Data items
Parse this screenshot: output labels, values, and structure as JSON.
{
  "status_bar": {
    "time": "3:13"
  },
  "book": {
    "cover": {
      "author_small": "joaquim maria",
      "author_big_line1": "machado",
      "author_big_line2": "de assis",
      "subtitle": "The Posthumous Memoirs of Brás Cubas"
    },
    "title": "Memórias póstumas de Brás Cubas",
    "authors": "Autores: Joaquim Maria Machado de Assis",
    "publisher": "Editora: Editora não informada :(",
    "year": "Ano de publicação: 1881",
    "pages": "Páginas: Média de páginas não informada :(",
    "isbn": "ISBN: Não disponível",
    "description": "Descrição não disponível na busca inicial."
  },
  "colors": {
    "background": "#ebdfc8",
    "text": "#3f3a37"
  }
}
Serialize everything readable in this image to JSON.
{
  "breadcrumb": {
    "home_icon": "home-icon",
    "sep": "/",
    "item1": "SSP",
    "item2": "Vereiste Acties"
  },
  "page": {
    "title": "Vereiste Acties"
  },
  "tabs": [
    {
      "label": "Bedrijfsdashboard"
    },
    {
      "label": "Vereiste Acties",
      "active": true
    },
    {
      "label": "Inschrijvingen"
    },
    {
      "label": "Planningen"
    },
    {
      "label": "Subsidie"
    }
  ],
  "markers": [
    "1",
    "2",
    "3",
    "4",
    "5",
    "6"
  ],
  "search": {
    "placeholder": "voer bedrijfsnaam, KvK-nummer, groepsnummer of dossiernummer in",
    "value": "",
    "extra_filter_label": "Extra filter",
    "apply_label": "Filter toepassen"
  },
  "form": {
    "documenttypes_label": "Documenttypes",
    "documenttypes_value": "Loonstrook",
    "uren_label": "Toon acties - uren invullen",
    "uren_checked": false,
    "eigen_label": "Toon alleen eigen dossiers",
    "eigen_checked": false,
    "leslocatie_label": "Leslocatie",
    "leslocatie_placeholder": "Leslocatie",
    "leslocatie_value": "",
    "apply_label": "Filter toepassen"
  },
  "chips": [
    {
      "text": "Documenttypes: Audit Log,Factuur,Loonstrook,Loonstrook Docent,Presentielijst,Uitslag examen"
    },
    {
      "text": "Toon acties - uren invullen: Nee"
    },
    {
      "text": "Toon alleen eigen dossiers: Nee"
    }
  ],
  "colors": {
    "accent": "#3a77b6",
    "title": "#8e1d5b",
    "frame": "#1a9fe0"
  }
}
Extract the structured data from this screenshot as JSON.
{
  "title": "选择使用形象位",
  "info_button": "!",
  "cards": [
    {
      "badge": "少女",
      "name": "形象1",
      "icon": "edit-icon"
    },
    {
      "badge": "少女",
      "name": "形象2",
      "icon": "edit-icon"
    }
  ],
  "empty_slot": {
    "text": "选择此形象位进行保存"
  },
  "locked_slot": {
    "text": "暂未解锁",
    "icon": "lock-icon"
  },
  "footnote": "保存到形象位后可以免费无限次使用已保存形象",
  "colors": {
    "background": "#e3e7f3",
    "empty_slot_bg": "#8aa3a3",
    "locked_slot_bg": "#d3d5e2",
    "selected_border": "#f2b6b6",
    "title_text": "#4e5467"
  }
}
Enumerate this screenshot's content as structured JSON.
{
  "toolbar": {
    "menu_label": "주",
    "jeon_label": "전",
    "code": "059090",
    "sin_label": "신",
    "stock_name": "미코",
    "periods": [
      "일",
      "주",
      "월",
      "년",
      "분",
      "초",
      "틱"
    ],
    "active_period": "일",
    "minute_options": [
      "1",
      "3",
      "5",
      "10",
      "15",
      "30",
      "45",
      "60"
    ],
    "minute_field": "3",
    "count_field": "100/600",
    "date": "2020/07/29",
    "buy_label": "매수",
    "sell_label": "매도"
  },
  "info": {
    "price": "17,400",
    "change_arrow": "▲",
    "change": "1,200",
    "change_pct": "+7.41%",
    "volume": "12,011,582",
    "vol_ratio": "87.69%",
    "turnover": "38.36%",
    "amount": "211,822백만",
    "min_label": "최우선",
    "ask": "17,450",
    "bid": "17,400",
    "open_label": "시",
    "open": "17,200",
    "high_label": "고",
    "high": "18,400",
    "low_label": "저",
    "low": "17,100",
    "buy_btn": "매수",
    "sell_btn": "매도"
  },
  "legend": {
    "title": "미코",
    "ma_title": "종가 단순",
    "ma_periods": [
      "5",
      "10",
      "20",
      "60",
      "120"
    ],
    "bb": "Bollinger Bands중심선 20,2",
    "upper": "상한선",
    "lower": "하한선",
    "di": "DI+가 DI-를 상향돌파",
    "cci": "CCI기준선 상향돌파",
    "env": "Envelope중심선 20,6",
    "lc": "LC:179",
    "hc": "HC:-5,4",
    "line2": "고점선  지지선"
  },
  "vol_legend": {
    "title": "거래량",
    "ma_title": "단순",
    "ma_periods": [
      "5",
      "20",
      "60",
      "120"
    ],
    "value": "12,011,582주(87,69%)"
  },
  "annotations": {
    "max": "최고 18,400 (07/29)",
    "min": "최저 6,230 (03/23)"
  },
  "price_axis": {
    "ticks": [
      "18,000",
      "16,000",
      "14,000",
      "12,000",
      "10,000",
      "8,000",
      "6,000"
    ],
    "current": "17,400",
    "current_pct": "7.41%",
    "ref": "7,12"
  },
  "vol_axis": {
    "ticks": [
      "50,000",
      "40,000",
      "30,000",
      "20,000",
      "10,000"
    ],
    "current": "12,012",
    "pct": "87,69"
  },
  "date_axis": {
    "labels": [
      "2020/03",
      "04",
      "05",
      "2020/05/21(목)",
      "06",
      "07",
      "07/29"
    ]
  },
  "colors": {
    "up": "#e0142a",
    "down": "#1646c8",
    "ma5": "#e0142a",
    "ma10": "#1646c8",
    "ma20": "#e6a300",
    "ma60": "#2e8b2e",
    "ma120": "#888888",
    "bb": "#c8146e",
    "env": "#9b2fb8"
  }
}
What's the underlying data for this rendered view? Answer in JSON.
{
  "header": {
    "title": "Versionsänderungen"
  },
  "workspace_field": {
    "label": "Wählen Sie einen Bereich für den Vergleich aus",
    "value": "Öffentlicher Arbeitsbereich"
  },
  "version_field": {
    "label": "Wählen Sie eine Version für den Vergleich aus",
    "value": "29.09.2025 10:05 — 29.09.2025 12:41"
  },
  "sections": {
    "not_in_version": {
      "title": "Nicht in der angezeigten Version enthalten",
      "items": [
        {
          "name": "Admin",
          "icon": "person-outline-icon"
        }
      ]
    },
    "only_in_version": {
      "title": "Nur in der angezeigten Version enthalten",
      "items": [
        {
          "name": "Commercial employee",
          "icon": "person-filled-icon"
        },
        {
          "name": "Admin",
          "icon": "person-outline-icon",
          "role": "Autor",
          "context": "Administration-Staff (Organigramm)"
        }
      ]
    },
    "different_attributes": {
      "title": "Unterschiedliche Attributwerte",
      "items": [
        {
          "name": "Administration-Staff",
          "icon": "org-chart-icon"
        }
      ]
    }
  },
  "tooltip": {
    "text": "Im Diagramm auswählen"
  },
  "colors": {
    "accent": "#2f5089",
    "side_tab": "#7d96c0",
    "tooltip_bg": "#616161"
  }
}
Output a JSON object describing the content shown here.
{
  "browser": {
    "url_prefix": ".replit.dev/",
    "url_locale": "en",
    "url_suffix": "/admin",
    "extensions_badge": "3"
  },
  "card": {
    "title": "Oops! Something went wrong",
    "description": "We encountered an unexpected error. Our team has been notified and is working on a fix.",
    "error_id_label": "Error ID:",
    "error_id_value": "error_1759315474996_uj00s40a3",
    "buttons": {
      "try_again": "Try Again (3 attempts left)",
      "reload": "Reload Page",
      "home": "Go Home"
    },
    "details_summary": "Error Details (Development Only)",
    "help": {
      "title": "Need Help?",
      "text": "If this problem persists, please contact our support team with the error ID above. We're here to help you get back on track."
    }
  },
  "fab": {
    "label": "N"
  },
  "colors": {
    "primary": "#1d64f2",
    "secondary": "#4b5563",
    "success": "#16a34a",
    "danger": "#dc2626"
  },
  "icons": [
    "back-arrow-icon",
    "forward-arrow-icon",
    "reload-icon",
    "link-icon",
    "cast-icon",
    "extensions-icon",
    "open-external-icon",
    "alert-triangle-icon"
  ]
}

__To do__.
Find and copy each line above that includes the string "description".

__Exercise solution__.
    "description": "Descrição não disponível na busca inicial."
    "description": "We encountered an unexpected error. Our team has been notified and is working on a fix.",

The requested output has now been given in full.